**PROBLEM DETAILS**
Locate and copy each line in the data that contains the word "USDJPY".

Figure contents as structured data
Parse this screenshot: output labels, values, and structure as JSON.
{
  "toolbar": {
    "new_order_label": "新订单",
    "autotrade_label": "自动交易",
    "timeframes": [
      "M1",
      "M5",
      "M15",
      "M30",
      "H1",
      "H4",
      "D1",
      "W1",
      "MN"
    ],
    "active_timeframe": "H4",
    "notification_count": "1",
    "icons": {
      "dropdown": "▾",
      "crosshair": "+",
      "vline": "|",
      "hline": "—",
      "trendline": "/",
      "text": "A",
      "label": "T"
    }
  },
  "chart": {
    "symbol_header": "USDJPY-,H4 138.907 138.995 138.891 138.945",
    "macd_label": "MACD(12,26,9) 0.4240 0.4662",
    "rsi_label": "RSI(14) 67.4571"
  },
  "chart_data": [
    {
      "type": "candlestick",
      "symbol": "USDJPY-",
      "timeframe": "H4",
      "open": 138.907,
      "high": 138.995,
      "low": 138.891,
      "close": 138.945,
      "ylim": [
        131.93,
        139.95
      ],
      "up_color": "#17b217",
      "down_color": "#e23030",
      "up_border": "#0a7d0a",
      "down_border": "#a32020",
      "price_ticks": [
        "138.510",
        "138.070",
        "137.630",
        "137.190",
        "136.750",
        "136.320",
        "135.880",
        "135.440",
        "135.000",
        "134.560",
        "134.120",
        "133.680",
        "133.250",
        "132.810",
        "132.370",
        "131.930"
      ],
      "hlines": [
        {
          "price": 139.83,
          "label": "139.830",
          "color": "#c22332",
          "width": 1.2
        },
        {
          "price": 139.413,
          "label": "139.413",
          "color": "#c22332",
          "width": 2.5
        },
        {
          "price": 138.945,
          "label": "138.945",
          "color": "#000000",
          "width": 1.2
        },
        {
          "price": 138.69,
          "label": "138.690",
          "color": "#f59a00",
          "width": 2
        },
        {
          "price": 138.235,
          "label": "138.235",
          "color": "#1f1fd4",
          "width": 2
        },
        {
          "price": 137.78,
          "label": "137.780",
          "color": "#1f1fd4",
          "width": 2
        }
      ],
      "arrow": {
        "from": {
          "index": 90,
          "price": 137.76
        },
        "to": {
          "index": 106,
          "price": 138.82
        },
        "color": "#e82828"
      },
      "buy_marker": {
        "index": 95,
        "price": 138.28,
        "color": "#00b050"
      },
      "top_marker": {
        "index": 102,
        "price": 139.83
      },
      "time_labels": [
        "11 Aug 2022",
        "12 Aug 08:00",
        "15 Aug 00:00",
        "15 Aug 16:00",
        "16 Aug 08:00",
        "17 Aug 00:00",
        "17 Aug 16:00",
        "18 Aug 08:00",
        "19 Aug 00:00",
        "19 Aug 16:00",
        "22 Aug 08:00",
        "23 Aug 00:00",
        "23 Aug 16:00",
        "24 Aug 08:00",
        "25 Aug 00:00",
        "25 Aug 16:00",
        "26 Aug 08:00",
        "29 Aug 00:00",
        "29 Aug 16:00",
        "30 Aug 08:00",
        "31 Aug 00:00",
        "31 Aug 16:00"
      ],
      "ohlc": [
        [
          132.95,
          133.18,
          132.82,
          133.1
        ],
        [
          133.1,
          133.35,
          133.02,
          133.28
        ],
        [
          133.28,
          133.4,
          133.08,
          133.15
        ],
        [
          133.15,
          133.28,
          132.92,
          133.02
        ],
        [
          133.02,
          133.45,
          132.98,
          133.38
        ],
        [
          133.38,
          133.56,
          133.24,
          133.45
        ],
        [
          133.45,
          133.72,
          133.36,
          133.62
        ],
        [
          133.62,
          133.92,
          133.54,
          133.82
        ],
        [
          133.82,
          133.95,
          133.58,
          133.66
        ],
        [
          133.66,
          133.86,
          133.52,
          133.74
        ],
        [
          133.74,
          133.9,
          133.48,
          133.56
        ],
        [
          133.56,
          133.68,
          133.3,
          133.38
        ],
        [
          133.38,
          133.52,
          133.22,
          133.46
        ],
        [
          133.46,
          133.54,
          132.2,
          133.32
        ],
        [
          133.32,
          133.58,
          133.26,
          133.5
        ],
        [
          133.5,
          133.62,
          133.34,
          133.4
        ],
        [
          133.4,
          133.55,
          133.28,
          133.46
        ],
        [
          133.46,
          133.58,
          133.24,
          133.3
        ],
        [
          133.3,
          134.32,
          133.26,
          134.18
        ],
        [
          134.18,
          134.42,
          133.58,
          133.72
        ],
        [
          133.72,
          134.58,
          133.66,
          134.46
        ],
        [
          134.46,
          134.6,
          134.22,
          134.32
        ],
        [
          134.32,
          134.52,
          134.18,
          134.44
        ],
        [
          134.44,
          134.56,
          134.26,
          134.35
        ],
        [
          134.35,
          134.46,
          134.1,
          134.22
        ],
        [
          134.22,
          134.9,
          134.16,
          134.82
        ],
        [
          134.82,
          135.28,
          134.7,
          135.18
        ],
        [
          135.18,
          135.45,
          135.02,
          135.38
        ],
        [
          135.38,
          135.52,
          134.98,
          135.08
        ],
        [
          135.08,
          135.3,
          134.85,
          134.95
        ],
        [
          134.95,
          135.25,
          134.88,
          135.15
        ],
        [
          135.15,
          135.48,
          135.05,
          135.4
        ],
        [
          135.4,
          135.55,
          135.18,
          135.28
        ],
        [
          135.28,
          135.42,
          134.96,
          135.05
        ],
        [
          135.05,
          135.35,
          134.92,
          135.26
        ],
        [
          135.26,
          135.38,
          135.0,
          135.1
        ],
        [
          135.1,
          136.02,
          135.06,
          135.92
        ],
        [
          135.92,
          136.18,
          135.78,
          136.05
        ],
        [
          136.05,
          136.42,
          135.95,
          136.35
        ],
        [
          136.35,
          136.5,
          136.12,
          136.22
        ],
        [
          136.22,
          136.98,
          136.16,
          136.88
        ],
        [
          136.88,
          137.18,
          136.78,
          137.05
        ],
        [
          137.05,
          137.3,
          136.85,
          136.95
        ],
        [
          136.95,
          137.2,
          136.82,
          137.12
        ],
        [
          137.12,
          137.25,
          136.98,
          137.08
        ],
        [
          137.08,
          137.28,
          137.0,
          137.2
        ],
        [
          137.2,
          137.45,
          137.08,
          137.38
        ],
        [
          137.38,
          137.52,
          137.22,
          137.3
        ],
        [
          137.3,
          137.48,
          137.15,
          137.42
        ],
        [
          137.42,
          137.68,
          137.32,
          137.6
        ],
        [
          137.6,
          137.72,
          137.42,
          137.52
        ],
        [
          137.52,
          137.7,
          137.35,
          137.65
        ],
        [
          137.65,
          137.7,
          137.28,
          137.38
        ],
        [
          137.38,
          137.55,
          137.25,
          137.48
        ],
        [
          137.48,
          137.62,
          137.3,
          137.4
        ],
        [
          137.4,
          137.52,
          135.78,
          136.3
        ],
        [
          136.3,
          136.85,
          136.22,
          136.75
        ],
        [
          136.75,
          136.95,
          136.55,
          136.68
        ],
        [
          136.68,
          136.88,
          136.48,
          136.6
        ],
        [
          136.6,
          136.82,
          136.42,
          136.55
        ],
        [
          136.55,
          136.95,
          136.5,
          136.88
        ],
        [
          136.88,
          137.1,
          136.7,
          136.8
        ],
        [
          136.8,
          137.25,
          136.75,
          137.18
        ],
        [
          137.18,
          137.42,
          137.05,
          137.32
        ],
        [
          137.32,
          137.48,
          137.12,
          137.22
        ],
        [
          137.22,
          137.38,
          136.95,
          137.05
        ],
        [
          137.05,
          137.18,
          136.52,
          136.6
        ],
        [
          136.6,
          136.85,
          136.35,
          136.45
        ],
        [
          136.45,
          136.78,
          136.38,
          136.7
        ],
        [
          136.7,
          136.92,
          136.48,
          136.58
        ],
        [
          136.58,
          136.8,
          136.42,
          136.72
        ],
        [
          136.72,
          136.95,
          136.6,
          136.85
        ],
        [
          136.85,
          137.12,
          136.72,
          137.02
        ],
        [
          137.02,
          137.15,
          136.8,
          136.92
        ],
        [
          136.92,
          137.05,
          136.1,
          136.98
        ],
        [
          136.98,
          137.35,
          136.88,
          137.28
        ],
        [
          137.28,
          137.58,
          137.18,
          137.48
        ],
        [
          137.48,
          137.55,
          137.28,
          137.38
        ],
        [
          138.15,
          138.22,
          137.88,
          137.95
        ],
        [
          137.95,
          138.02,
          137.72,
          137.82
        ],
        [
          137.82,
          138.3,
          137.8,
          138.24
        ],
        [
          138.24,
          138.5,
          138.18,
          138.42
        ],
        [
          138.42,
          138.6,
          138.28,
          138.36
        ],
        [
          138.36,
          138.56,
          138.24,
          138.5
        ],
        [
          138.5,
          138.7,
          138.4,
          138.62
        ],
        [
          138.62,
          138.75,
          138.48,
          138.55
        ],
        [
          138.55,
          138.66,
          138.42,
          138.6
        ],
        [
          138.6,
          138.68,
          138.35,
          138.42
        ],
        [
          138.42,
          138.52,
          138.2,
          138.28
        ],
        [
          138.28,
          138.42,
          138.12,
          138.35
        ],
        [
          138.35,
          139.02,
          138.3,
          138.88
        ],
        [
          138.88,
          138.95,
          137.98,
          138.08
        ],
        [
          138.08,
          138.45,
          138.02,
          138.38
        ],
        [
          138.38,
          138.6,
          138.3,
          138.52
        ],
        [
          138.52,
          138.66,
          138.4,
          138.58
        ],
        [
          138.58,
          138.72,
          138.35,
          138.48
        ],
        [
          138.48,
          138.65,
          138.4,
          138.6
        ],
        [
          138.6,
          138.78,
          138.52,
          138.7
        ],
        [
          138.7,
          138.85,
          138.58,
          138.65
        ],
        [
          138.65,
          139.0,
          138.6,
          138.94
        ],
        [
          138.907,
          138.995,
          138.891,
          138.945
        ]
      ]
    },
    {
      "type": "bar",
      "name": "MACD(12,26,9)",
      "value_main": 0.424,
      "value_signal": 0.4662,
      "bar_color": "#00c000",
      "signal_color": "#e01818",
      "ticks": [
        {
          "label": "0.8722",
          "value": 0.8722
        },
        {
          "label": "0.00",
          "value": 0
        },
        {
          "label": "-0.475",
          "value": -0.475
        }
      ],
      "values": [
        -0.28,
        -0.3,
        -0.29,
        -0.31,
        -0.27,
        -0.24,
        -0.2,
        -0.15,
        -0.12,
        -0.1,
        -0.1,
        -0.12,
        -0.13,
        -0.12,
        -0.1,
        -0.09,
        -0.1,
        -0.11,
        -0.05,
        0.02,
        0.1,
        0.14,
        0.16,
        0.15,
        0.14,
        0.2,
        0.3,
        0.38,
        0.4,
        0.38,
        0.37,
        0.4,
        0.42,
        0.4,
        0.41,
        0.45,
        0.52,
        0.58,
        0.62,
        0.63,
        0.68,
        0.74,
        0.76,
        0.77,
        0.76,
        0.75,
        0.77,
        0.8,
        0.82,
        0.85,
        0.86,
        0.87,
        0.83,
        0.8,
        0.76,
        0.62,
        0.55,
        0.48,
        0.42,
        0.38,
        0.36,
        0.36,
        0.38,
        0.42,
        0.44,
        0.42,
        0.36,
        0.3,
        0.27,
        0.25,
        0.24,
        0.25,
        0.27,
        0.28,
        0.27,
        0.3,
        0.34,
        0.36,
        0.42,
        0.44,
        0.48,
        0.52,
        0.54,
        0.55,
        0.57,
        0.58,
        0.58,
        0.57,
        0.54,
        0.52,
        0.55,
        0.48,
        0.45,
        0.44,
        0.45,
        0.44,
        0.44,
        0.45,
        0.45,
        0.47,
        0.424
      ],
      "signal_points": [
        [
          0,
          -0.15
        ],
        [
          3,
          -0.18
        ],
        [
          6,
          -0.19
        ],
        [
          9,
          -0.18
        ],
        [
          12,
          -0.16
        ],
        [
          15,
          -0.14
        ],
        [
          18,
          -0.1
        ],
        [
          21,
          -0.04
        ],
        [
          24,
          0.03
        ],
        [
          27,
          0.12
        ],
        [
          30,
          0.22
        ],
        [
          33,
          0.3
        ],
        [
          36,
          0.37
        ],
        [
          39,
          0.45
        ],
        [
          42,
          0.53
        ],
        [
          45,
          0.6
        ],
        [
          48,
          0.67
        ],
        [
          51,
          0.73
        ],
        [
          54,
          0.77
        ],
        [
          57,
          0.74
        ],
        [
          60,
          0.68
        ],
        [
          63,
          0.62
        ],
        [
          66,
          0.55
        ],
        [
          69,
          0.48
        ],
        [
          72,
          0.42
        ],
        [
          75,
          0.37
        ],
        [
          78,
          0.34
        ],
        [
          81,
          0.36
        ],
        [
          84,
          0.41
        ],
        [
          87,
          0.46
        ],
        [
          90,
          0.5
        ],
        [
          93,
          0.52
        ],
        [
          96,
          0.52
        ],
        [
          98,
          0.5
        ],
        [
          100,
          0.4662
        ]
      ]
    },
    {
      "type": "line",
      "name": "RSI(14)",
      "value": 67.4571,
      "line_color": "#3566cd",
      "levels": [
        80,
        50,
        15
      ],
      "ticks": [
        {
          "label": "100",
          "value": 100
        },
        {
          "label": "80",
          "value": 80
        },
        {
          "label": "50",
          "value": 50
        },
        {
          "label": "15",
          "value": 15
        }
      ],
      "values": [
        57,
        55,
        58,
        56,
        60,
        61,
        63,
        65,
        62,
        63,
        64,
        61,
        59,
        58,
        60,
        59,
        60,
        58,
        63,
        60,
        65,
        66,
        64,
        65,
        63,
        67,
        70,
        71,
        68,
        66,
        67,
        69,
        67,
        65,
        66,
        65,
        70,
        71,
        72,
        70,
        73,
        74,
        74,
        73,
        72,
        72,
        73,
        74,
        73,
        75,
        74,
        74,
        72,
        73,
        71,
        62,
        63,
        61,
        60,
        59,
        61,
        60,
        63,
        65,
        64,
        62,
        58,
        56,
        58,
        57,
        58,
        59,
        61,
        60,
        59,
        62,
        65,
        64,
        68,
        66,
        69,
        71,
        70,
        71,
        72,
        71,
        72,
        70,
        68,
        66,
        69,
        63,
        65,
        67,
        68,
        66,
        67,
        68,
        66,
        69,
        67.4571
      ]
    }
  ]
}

**ANSWER TO THE EXERCISE**
    "symbol_header": "USDJPY-,H4 138.907 138.995 138.891 138.945",
      "symbol": "USDJPY-",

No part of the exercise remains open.